DATA TO PROCESS:
--- --- ---
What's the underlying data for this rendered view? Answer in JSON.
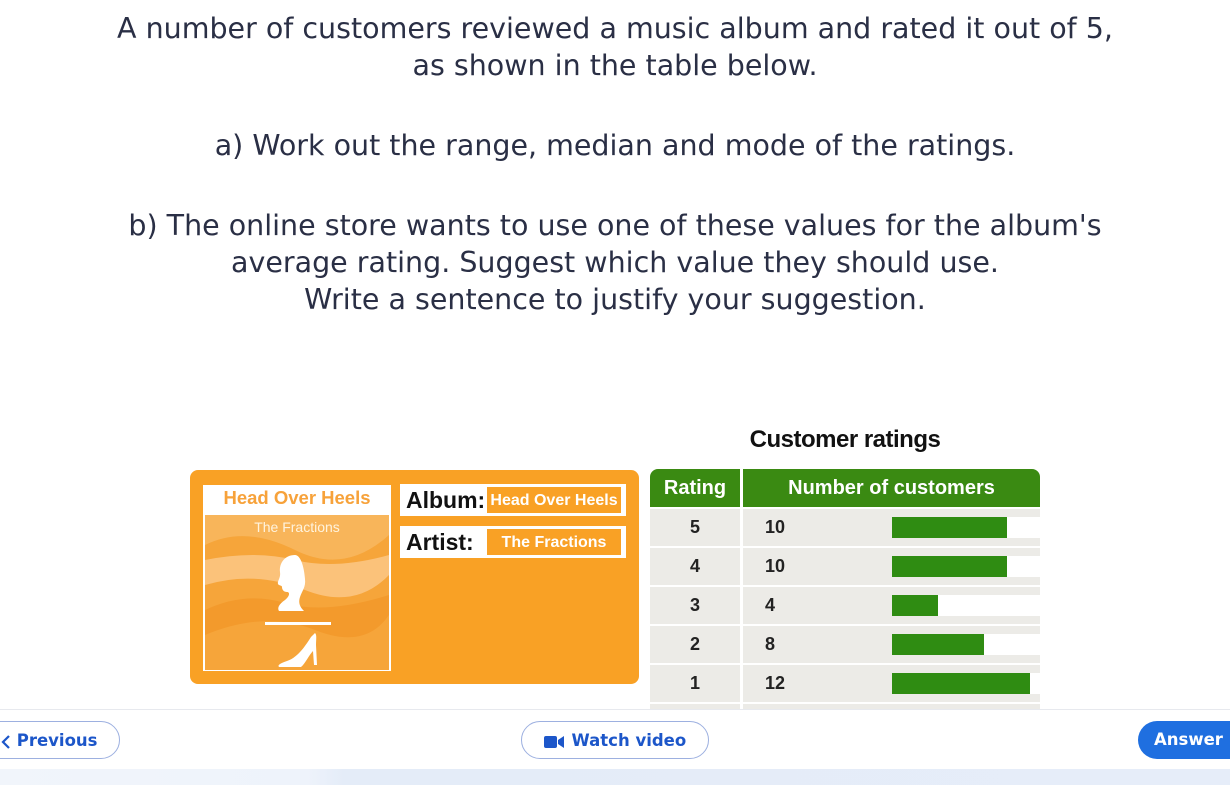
{
  "question": {
    "line1": "A number of customers reviewed a music album and rated it out of 5,",
    "line2": "as shown in the table below.",
    "part_a": "a) Work out the range, median and mode of the ratings.",
    "part_b_1": "b) The online store wants to use one of these values for the album's",
    "part_b_2": "average rating. Suggest which value they should use.",
    "part_b_3": "Write a sentence to justify your suggestion."
  },
  "album": {
    "cover_title": "Head Over Heels",
    "cover_artist": "The Fractions",
    "album_label": "Album:",
    "album_value": "Head Over Heels",
    "artist_label": "Artist:",
    "artist_value": "The Fractions"
  },
  "table": {
    "title": "Customer ratings",
    "header_rating": "Rating",
    "header_count": "Number of customers",
    "rows": [
      {
        "rating": "5",
        "count": "10",
        "fill": 0.5
      },
      {
        "rating": "4",
        "count": "10",
        "fill": 0.5
      },
      {
        "rating": "3",
        "count": "4",
        "fill": 0.2
      },
      {
        "rating": "2",
        "count": "8",
        "fill": 0.4
      },
      {
        "rating": "1",
        "count": "12",
        "fill": 0.6
      }
    ],
    "bar_color": "#2f8c12",
    "header_color": "#3a8a12"
  },
  "nav": {
    "previous": "Previous",
    "watch_video": "Watch video",
    "answer": "Answer",
    "icons": {
      "previous": "chevron-left-icon",
      "video": "video-camera-icon"
    },
    "accent": "#1f6fe0"
  }
}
--- --- ---
WORK INSTRUCTIONS: Count the lines above that contain the word "video", and reply with only that number.

TASK RESULT: 2